Written task:
The records below are to be quoted in full; please keep every word exact.
-- begin Items --
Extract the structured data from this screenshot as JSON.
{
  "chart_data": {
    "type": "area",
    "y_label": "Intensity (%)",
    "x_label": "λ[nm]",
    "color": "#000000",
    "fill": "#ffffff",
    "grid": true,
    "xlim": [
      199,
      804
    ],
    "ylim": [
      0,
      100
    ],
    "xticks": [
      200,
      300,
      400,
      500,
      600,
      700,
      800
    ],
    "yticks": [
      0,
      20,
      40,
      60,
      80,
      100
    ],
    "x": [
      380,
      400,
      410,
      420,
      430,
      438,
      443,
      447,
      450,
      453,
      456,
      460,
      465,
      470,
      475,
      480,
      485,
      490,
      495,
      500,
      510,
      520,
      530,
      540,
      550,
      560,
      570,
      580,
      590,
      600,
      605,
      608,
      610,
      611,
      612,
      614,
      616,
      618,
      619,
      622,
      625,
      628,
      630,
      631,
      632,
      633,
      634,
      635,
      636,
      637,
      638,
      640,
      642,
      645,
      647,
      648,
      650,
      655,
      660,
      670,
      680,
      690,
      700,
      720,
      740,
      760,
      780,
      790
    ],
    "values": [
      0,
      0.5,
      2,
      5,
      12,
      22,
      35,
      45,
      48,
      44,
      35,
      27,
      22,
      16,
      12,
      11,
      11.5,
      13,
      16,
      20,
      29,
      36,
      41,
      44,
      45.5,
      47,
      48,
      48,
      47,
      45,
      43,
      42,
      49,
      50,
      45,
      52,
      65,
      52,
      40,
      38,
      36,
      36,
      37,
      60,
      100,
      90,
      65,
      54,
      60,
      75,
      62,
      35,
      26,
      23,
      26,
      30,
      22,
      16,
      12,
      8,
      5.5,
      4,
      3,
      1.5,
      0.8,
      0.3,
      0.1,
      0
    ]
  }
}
-- end Items --
Answer for the task:
Extract the structured data from this screenshot as JSON.
{
  "chart_data": {
    "type": "area",
    "y_label": "Intensity (%)",
    "x_label": "λ[nm]",
    "color": "#000000",
    "fill": "#ffffff",
    "grid": true,
    "xlim": [
      199,
      804
    ],
    "ylim": [
      0,
      100
    ],
    "xticks": [
      200,
      300,
      400,
      500,
      600,
      700,
      800
    ],
    "yticks": [
      0,
      20,
      40,
      60,
      80,
      100
    ],
    "x": [
      380,
      400,
      410,
      420,
      430,
      438,
      443,
      447,
      450,
      453,
      456,
      460,
      465,
      470,
      475,
      480,
      485,
      490,
      495,
      500,
      510,
      520,
      530,
      540,
      550,
      560,
      570,
      580,
      590,
      600,
      605,
      608,
      610,
      611,
      612,
      614,
      616,
      618,
      619,
      622,
      625,
      628,
      630,
      631,
      632,
      633,
      634,
      635,
      636,
      637,
      638,
      640,
      642,
      645,
      647,
      648,
      650,
      655,
      660,
      670,
      680,
      690,
      700,
      720,
      740,
      760,
      780,
      790
    ],
    "values": [
      0,
      0.5,
      2,
      5,
      12,
      22,
      35,
      45,
      48,
      44,
      35,
      27,
      22,
      16,
      12,
      11,
      11.5,
      13,
      16,
      20,
      29,
      36,
      41,
      44,
      45.5,
      47,
      48,
      48,
      47,
      45,
      43,
      42,
      49,
      50,
      45,
      52,
      65,
      52,
      40,
      38,
      36,
      36,
      37,
      60,
      100,
      90,
      65,
      54,
      60,
      75,
      62,
      35,
      26,
      23,
      26,
      30,
      22,
      16,
      12,
      8,
      5.5,
      4,
      3,
      1.5,
      0.8,
      0.3,
      0.1,
      0
    ]
  }
}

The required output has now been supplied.